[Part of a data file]
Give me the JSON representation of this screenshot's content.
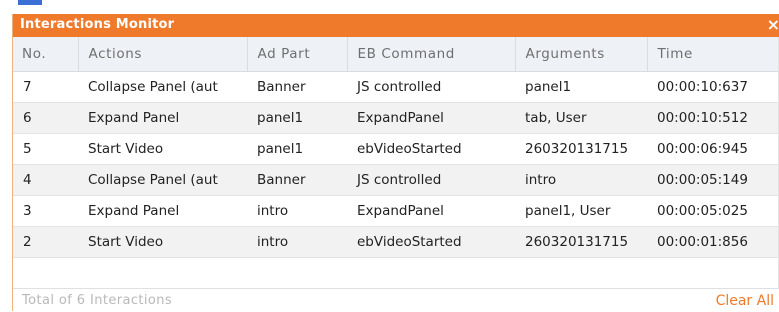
{
  "window": {
    "title": "Interactions Monitor",
    "close_glyph": "×"
  },
  "table": {
    "headers": [
      "No.",
      "Actions",
      "Ad Part",
      "EB Command",
      "Arguments",
      "Time"
    ],
    "rows": [
      [
        "7",
        "Collapse Panel (aut",
        "Banner",
        "JS controlled",
        "panel1",
        "00:00:10:637"
      ],
      [
        "6",
        "Expand Panel",
        "panel1",
        "ExpandPanel",
        "tab, User",
        "00:00:10:512"
      ],
      [
        "5",
        "Start Video",
        "panel1",
        "ebVideoStarted",
        "260320131715",
        "00:00:06:945"
      ],
      [
        "4",
        "Collapse Panel (aut",
        "Banner",
        "JS controlled",
        "intro",
        "00:00:05:149"
      ],
      [
        "3",
        "Expand Panel",
        "intro",
        "ExpandPanel",
        "panel1, User",
        "00:00:05:025"
      ],
      [
        "2",
        "Start Video",
        "intro",
        "ebVideoStarted",
        "260320131715",
        "00:00:01:856"
      ]
    ]
  },
  "footer": {
    "total_text": "Total of 6 Interactions",
    "clear_all_label": "Clear All"
  },
  "colors": {
    "accent": "#ef7a2c",
    "header_bg": "#eef2f6",
    "tab_blue": "#3b6fd6"
  }
}
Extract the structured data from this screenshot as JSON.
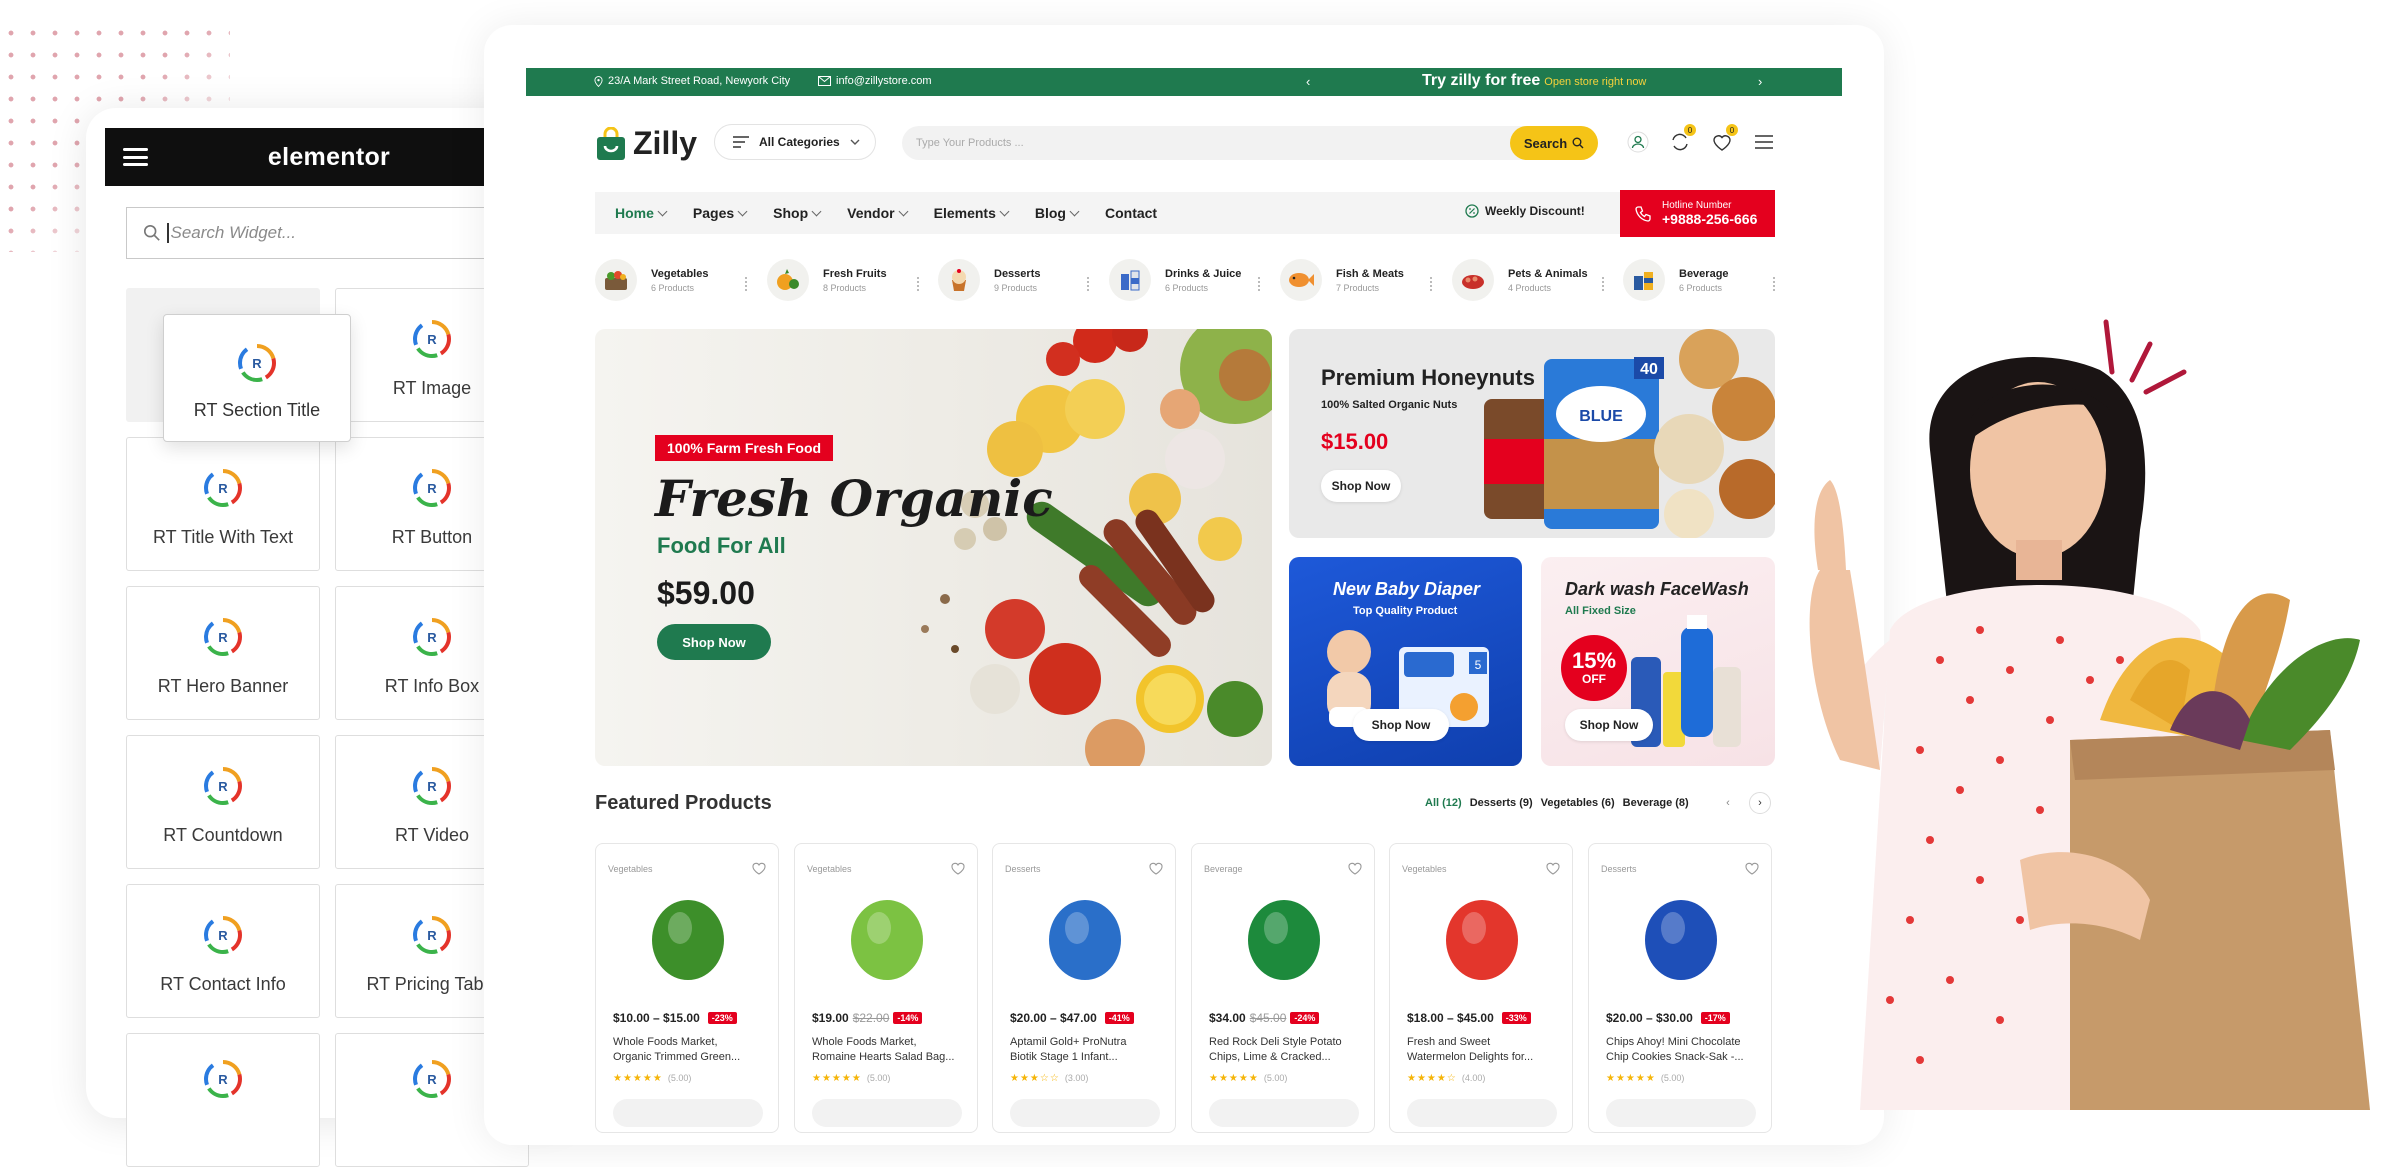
{
  "elementor": {
    "brand": "elementor",
    "search_placeholder": "Search Widget...",
    "widgets": [
      {
        "label": "RT Section Title"
      },
      {
        "label": "RT Image"
      },
      {
        "label": "RT Title With Text"
      },
      {
        "label": "RT Button"
      },
      {
        "label": "RT Hero Banner"
      },
      {
        "label": "RT Info Box"
      },
      {
        "label": "RT Countdown"
      },
      {
        "label": "RT Video"
      },
      {
        "label": "RT Contact Info"
      },
      {
        "label": "RT Pricing Table"
      }
    ]
  },
  "topbar": {
    "address": "23/A Mark Street Road, Newyork City",
    "email": "info@zillystore.com",
    "promo": "Try zilly for free",
    "promo_sub": "Open store right now"
  },
  "header": {
    "logo": "Zilly",
    "all_categories": "All Categories",
    "search_placeholder": "Type Your Products ...",
    "search_button": "Search",
    "cart_count": "0",
    "wish_count": "0"
  },
  "nav": {
    "items": [
      "Home",
      "Pages",
      "Shop",
      "Vendor",
      "Elements",
      "Blog",
      "Contact"
    ],
    "weekly": "Weekly Discount!",
    "hotline_label": "Hotline Number",
    "hotline_number": "+9888-256-666"
  },
  "categories": [
    {
      "name": "Vegetables",
      "count": "6 Products"
    },
    {
      "name": "Fresh Fruits",
      "count": "8 Products"
    },
    {
      "name": "Desserts",
      "count": "9 Products"
    },
    {
      "name": "Drinks & Juice",
      "count": "6 Products"
    },
    {
      "name": "Fish & Meats",
      "count": "7 Products"
    },
    {
      "name": "Pets & Animals",
      "count": "4 Products"
    },
    {
      "name": "Beverage",
      "count": "6 Products"
    }
  ],
  "hero": {
    "tag": "100% Farm Fresh Food",
    "title": "Fresh Organic",
    "subtitle": "Food For All",
    "price": "$59.00",
    "button": "Shop Now"
  },
  "banners": {
    "honeynuts": {
      "title": "Premium Honeynuts",
      "subtitle": "100% Salted Organic Nuts",
      "price": "$15.00",
      "button": "Shop Now",
      "pack_number": "40"
    },
    "diaper": {
      "title": "New Baby Diaper",
      "subtitle": "Top Quality Product",
      "button": "Shop Now"
    },
    "facewash": {
      "title": "Dark wash FaceWash",
      "subtitle": "All Fixed Size",
      "badge_big": "15%",
      "badge_small": "OFF",
      "button": "Shop Now"
    }
  },
  "featured": {
    "title": "Featured Products",
    "tabs": [
      "All (12)",
      "Desserts (9)",
      "Vegetables (6)",
      "Beverage (8)"
    ],
    "products": [
      {
        "category": "Vegetables",
        "price": "$10.00 – $15.00",
        "old": "",
        "discount": "-23%",
        "name1": "Whole Foods Market,",
        "name2": "Organic Trimmed Green...",
        "stars": "★★★★★",
        "rating": "(5.00)",
        "color": "#3d8f2a"
      },
      {
        "category": "Vegetables",
        "price": "$19.00",
        "old": "$22.00",
        "discount": "-14%",
        "name1": "Whole Foods Market,",
        "name2": "Romaine Hearts Salad Bag...",
        "stars": "★★★★★",
        "rating": "(5.00)",
        "color": "#7cc242"
      },
      {
        "category": "Desserts",
        "price": "$20.00 – $47.00",
        "old": "",
        "discount": "-41%",
        "name1": "Aptamil Gold+ ProNutra",
        "name2": "Biotik Stage 1 Infant...",
        "stars": "★★★☆☆",
        "rating": "(3.00)",
        "color": "#2a6fc9"
      },
      {
        "category": "Beverage",
        "price": "$34.00",
        "old": "$45.00",
        "discount": "-24%",
        "name1": "Red Rock Deli Style Potato",
        "name2": "Chips, Lime & Cracked...",
        "stars": "★★★★★",
        "rating": "(5.00)",
        "color": "#1d8a3c"
      },
      {
        "category": "Vegetables",
        "price": "$18.00 – $45.00",
        "old": "",
        "discount": "-33%",
        "name1": "Fresh and Sweet",
        "name2": "Watermelon Delights for...",
        "stars": "★★★★☆",
        "rating": "(4.00)",
        "color": "#e3362c"
      },
      {
        "category": "Desserts",
        "price": "$20.00 – $30.00",
        "old": "",
        "discount": "-17%",
        "name1": "Chips Ahoy! Mini Chocolate",
        "name2": "Chip Cookies Snack-Sak -...",
        "stars": "★★★★★",
        "rating": "(5.00)",
        "color": "#1e4fb8"
      }
    ]
  },
  "colors": {
    "green": "#1f7a4f",
    "red": "#e4001e",
    "yellow": "#f5c417",
    "dark": "#0f0f0f"
  }
}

### What you should do
Search the preceding listing for the word "this" and pull out every line that holds it.

### Solved exercise
Give me the JSON representation of this screenshot's content.
Extract the structured data from this screenshot as JSON.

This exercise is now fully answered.